**Directions for this task:** In the supplied passage on the DrotAA study, list every term used to describe the study in the sentence beginning "This was an international".

**Supplied passage:**

##########

For the replication cohort, the ARR was 19.7% for IRP A + patients (95% confidence interval (CI) 2.2–37.1%), whereas for the IRP A − patients the ARR was −8.9% (95% CI −22.6–4.9%)(p = 0.018 unadjusted). The ARR was 21.2% for IRP B+ patients (95% CI 3.2–39.2%), whereas for the IRP B − patients the ARR was −5% (95% CI −18.2–8.2%)(p = 0.04 unadjusted).
The current study—overall design
This was an international, multicenter, retrospective, controlled, outcome-blinded, genotype-blinded, and matched-patients study [8]. Retrospectively accessed DNA and clinical data were analyzed to validate the prespecified IRPs. Prospective aspects of this study were the genotyping of patients with regard to the IRPs and the statistical testing of the prespecified genotype hypothesis. Eight academic centers contributed the data and DNA from 10 cohorts (5 EU, 4 US, 1 Canada).
Study population and treatment groups
Patients included in the current study (the INDICATED population) met prespecified eligibility criteria [8] and DrotAA-treated patients were matched to DrotAA-free patients. Eligibility criteria (aligned with the approved use of DrotAA in the USA and EU) were used to select the primary study population (INDICATED). Such patients with high risk of death represented common practice for use of DrotAA [10,11,12,13,14]. No patient in this study was part of a prospective randomized trial of DrotAA. Patients were treated according to standard care at their sites, and data and DNA samples collected at that time were retrospectively accessed for this study. All patients were enrolled after the Food and Drug Administration (FDA) or European Medicines Agency (EMA) approval of DrotAA.
Matching DrotAA-treated to control patients
The current study incorporated a robust, well-accepted matching strategy. A propensity score of the estimated probability that a patient would have received DrotAA given their key baseline characteristics was calculated, and patients were selected as matches had to be within a prespecified tolerance on this score. Combining the use of propensity scores with covariate matching is superior to the use of either strategy alone [15]. The intended clinical variables for the calculation of the Mahalanobis distance and the reasons why these variables were chosen were described previously [8].
Syreon Corporation (a clinical research organization) conducted the study. A two-phase transfer of data from each center was performed to ensure that the selection of matched control patients was blinded and unbiased. Data transfer 1 included variables to confirm eligibility and to conduct the matching. Once the matching was achieved, the matched sets of treated and control patients were “locked” together. Then data transfer 2 (outcomes and genotypic data) was sent to Syreon.

##########

**Provided records:**
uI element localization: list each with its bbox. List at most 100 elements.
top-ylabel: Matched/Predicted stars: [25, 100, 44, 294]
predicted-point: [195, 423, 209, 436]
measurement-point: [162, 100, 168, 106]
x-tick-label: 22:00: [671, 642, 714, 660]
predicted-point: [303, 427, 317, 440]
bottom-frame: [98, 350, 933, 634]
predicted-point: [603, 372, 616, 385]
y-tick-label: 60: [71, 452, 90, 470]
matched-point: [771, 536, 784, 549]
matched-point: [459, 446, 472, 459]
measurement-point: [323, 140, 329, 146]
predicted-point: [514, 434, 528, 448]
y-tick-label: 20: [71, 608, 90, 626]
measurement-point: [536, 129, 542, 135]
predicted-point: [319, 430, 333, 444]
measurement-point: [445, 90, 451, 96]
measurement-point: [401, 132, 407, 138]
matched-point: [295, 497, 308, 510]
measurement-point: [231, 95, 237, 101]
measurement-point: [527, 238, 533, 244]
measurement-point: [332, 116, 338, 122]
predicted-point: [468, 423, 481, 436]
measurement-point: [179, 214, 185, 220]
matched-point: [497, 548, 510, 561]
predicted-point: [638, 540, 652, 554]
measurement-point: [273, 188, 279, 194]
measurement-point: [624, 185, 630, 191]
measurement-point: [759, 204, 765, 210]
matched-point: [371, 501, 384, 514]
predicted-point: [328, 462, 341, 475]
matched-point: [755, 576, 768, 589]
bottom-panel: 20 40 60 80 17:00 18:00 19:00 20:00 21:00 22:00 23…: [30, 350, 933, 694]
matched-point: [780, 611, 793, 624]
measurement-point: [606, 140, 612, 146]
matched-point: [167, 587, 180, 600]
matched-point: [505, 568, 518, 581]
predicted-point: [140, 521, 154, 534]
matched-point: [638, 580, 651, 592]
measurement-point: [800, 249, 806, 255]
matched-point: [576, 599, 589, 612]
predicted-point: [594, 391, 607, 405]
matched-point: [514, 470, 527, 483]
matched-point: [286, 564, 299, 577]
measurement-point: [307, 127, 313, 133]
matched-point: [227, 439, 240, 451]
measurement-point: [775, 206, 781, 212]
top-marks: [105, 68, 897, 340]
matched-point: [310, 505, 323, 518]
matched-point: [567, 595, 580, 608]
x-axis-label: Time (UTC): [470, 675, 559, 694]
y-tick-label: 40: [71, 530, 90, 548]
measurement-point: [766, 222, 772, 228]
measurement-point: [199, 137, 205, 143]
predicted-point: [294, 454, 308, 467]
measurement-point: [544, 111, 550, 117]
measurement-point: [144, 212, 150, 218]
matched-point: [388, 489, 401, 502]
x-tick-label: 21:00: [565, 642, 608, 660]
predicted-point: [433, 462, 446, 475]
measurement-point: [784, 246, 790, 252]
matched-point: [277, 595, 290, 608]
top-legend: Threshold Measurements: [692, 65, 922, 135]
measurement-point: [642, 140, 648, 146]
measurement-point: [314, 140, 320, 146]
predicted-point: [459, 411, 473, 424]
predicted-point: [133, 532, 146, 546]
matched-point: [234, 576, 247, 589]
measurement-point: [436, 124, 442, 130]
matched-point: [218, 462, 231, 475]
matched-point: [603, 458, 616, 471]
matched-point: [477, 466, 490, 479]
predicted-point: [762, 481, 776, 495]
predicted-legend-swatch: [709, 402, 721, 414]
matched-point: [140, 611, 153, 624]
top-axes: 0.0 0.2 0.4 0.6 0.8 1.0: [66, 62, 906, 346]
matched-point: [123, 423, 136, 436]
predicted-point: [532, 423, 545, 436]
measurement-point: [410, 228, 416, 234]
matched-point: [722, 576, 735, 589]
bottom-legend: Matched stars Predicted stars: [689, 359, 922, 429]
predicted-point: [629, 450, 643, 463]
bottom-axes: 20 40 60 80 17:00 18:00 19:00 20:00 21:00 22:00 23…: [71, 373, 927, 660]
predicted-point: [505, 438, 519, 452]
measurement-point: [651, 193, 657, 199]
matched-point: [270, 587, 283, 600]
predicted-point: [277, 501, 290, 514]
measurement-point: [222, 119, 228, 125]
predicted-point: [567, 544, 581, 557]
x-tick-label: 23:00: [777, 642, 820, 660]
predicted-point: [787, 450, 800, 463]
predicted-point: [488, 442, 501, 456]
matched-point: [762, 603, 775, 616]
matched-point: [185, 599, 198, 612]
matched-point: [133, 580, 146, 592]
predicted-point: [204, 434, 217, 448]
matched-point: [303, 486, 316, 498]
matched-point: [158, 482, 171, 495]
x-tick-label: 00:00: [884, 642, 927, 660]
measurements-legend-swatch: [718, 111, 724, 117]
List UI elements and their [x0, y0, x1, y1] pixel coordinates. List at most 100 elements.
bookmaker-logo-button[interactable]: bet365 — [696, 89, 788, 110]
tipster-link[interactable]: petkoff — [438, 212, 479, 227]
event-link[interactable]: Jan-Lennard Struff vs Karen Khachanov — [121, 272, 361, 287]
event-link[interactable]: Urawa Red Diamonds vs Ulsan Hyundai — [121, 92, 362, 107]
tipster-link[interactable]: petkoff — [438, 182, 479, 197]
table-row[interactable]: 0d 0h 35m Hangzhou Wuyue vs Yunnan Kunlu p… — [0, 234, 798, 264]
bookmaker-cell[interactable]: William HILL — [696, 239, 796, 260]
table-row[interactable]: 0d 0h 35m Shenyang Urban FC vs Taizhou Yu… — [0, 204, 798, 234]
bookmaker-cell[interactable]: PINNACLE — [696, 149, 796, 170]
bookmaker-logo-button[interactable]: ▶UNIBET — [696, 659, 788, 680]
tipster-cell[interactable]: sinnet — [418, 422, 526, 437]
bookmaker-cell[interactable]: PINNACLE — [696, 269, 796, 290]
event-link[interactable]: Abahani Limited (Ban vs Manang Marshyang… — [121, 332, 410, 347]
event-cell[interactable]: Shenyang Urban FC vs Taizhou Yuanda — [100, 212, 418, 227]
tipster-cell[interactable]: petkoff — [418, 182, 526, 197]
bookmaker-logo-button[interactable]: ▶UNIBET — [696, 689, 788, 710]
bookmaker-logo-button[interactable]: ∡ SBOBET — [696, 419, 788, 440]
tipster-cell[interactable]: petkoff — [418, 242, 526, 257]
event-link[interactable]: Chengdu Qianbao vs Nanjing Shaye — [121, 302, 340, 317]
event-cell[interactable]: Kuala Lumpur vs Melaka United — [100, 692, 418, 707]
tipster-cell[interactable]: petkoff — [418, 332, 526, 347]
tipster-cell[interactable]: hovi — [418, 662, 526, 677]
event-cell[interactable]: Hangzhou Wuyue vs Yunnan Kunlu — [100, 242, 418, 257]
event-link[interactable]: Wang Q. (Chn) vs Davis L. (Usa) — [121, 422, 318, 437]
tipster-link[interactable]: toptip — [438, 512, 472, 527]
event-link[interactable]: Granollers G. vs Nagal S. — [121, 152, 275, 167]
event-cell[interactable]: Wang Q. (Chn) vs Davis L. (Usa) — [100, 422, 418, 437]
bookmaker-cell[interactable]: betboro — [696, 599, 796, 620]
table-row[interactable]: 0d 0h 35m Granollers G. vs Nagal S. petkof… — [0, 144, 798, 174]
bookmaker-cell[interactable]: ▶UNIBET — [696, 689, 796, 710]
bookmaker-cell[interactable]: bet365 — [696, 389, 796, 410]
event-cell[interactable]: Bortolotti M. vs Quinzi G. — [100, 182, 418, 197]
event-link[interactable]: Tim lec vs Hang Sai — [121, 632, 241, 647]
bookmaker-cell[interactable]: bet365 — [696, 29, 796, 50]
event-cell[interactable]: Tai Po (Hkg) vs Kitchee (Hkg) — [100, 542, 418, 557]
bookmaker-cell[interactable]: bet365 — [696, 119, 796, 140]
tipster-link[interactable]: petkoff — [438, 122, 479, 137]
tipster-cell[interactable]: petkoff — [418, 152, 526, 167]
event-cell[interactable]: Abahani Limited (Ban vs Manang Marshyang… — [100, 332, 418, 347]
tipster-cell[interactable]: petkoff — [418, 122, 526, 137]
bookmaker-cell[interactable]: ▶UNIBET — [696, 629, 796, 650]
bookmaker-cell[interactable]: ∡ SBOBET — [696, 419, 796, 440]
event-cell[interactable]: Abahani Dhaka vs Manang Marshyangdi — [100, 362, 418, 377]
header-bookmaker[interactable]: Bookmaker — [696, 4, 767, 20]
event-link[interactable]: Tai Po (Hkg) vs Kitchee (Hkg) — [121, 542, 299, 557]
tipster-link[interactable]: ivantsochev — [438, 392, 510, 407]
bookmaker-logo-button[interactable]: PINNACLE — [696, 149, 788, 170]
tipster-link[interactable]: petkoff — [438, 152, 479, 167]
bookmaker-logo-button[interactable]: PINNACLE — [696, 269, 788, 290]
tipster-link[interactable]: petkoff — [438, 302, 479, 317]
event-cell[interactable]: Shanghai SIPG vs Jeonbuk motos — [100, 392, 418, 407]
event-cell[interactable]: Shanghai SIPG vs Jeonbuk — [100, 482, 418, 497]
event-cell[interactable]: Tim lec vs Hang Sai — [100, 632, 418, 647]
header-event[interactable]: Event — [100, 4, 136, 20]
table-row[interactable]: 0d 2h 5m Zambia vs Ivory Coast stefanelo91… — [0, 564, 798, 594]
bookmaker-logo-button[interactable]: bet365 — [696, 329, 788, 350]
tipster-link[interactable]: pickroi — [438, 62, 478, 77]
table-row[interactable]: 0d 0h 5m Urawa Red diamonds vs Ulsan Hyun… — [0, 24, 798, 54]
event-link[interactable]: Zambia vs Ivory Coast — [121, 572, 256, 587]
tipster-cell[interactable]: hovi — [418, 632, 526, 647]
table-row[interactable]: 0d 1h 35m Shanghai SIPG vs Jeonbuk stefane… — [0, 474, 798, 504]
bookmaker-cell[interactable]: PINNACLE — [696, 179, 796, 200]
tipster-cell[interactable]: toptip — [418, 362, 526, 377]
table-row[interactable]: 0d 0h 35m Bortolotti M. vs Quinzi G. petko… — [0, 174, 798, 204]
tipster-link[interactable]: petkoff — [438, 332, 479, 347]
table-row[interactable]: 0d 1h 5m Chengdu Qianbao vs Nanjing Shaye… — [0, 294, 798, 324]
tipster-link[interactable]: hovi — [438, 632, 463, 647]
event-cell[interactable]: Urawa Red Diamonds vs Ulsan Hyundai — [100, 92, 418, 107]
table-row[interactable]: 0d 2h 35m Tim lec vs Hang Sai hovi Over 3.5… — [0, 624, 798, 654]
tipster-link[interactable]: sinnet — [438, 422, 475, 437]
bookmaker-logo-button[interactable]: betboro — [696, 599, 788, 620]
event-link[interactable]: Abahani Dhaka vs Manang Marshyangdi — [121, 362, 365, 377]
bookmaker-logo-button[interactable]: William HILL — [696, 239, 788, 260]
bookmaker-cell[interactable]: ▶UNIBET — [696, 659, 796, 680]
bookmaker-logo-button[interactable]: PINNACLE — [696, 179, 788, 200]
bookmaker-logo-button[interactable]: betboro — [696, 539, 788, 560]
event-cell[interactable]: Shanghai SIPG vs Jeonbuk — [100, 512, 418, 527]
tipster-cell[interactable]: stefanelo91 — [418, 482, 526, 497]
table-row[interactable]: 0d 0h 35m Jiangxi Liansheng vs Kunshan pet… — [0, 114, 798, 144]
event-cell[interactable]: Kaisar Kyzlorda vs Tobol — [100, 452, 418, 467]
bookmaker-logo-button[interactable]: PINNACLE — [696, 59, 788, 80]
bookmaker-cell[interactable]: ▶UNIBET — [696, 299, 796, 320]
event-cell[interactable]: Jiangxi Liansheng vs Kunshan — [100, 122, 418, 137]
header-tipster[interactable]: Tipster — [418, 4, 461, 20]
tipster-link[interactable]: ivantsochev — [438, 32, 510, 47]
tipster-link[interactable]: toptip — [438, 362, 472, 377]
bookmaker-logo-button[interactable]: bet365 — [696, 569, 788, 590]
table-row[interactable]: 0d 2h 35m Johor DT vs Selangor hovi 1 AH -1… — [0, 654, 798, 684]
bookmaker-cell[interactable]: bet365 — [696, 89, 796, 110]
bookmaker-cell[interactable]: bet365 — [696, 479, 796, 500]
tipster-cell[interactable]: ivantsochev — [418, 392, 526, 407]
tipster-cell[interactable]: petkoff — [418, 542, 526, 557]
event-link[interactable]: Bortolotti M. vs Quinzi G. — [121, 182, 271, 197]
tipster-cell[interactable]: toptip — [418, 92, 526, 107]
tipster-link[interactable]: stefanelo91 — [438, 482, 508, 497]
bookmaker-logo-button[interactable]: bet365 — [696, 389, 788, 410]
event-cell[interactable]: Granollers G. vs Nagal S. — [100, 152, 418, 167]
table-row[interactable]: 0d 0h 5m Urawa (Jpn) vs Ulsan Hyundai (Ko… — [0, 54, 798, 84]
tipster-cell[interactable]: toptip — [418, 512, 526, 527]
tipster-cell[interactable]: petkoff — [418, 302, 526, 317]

##########

**Result for this task:**
- international
- multicenter
- retrospective
- controlled
- outcome-blinded
- genotype-blinded
- matched-patients